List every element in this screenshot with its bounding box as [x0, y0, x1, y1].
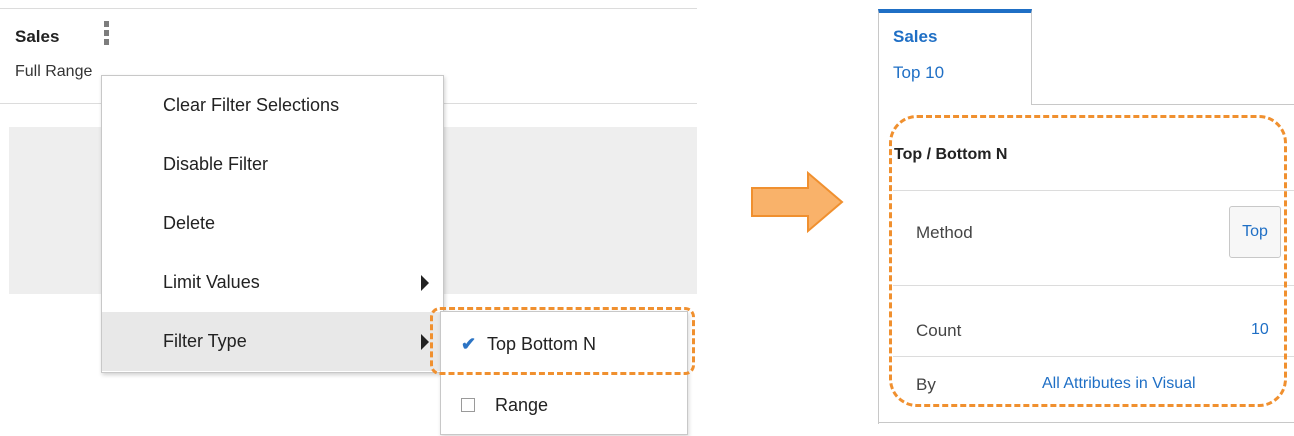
kebab-menu-icon[interactable]	[103, 21, 111, 45]
filter-tab[interactable]	[878, 9, 1032, 105]
submenu-item-range[interactable]: Range	[441, 375, 687, 435]
checkbox-icon[interactable]	[461, 398, 475, 412]
panel-border	[878, 104, 879, 424]
top-divider	[0, 8, 697, 9]
context-menu: Clear Filter Selections Disable Filter D…	[101, 75, 444, 373]
menu-item-label: Delete	[163, 213, 216, 233]
tab-divider	[1031, 104, 1294, 105]
tab-subtitle: Top 10	[893, 63, 945, 82]
highlight-callout	[889, 115, 1287, 407]
menu-item-label: Filter Type	[163, 331, 247, 351]
triangle-right-icon	[421, 275, 429, 291]
submenu-item-label: Range	[495, 394, 549, 415]
menu-item-disable-filter[interactable]: Disable Filter	[102, 135, 443, 194]
menu-item-delete[interactable]: Delete	[102, 194, 443, 253]
menu-item-label: Disable Filter	[163, 154, 269, 174]
triangle-right-icon	[421, 334, 429, 350]
filter-title: Sales	[15, 27, 60, 46]
menu-item-label: Clear Filter Selections	[163, 95, 340, 115]
arrow-right-icon	[751, 170, 844, 234]
tab-title: Sales	[893, 27, 938, 46]
menu-item-limit-values[interactable]: Limit Values	[102, 253, 443, 312]
highlight-callout	[430, 307, 695, 375]
filter-range-text: Full Range	[15, 63, 93, 80]
menu-item-filter-type[interactable]: Filter Type	[102, 312, 443, 371]
menu-item-clear-filter-selections[interactable]: Clear Filter Selections	[102, 76, 443, 135]
menu-item-label: Limit Values	[163, 272, 260, 292]
panel-bottom-border	[878, 422, 1294, 423]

------------------------------------------------------------------------

Problem requirements: Repeat the data above line for line, leaving out the picture.

Solution to this problem:
List every element in this screenshot with its bounding box as [x0, y0, x1, y1].
kebab-menu-icon[interactable]	[103, 21, 111, 45]
filter-tab[interactable]	[878, 9, 1032, 105]
submenu-item-range[interactable]: Range	[441, 375, 687, 435]
checkbox-icon[interactable]	[461, 398, 475, 412]
panel-border	[878, 104, 879, 424]
top-divider	[0, 8, 697, 9]
context-menu: Clear Filter Selections Disable Filter D…	[101, 75, 444, 373]
menu-item-label: Delete	[163, 213, 216, 233]
tab-divider	[1031, 104, 1294, 105]
tab-subtitle: Top 10	[893, 63, 945, 82]
highlight-callout	[889, 115, 1287, 407]
menu-item-label: Filter Type	[163, 331, 247, 351]
triangle-right-icon	[421, 275, 429, 291]
submenu-item-label: Range	[495, 394, 549, 415]
menu-item-disable-filter[interactable]: Disable Filter	[102, 135, 443, 194]
menu-item-delete[interactable]: Delete	[102, 194, 443, 253]
menu-item-label: Disable Filter	[163, 154, 269, 174]
triangle-right-icon	[421, 334, 429, 350]
filter-title: Sales	[15, 27, 60, 46]
menu-item-label: Clear Filter Selections	[163, 95, 340, 115]
arrow-right-icon	[751, 170, 844, 234]
tab-title: Sales	[893, 27, 938, 46]
menu-item-limit-values[interactable]: Limit Values	[102, 253, 443, 312]
highlight-callout	[430, 307, 695, 375]
filter-range-text: Full Range	[15, 63, 93, 80]
menu-item-filter-type[interactable]: Filter Type	[102, 312, 443, 371]
menu-item-clear-filter-selections[interactable]: Clear Filter Selections	[102, 76, 443, 135]
menu-item-label: Limit Values	[163, 272, 260, 292]
panel-bottom-border	[878, 422, 1294, 423]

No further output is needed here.